> **SUPPLIED RECORDS**:
------------------------------

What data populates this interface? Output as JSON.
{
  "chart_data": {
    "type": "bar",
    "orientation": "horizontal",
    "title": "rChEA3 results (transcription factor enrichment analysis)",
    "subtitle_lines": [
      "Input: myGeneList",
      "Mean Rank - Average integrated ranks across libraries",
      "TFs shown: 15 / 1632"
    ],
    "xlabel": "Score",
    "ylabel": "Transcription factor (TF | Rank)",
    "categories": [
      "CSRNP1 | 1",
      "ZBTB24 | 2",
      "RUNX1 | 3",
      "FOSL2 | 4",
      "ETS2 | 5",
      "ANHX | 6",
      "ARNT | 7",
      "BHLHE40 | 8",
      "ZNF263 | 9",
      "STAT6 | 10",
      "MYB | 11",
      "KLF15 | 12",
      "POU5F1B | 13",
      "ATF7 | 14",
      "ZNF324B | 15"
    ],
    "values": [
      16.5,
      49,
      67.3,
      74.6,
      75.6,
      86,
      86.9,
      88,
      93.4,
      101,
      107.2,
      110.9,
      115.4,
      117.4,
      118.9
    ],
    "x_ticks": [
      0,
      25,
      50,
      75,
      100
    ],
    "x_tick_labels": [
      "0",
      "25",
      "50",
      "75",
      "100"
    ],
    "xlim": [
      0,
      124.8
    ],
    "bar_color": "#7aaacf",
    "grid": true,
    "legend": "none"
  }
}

------------------------------

> **STATED TASK**: Extract each record, keeping it identical to the original.

> **FULL RESPONSE**:
What data populates this interface? Output as JSON.
{
  "chart_data": {
    "type": "bar",
    "orientation": "horizontal",
    "title": "rChEA3 results (transcription factor enrichment analysis)",
    "subtitle_lines": [
      "Input: myGeneList",
      "Mean Rank - Average integrated ranks across libraries",
      "TFs shown: 15 / 1632"
    ],
    "xlabel": "Score",
    "ylabel": "Transcription factor (TF | Rank)",
    "categories": [
      "CSRNP1 | 1",
      "ZBTB24 | 2",
      "RUNX1 | 3",
      "FOSL2 | 4",
      "ETS2 | 5",
      "ANHX | 6",
      "ARNT | 7",
      "BHLHE40 | 8",
      "ZNF263 | 9",
      "STAT6 | 10",
      "MYB | 11",
      "KLF15 | 12",
      "POU5F1B | 13",
      "ATF7 | 14",
      "ZNF324B | 15"
    ],
    "values": [
      16.5,
      49,
      67.3,
      74.6,
      75.6,
      86,
      86.9,
      88,
      93.4,
      101,
      107.2,
      110.9,
      115.4,
      117.4,
      118.9
    ],
    "x_ticks": [
      0,
      25,
      50,
      75,
      100
    ],
    "x_tick_labels": [
      "0",
      "25",
      "50",
      "75",
      "100"
    ],
    "xlim": [
      0,
      124.8
    ],
    "bar_color": "#7aaacf",
    "grid": true,
    "legend": "none"
  }
}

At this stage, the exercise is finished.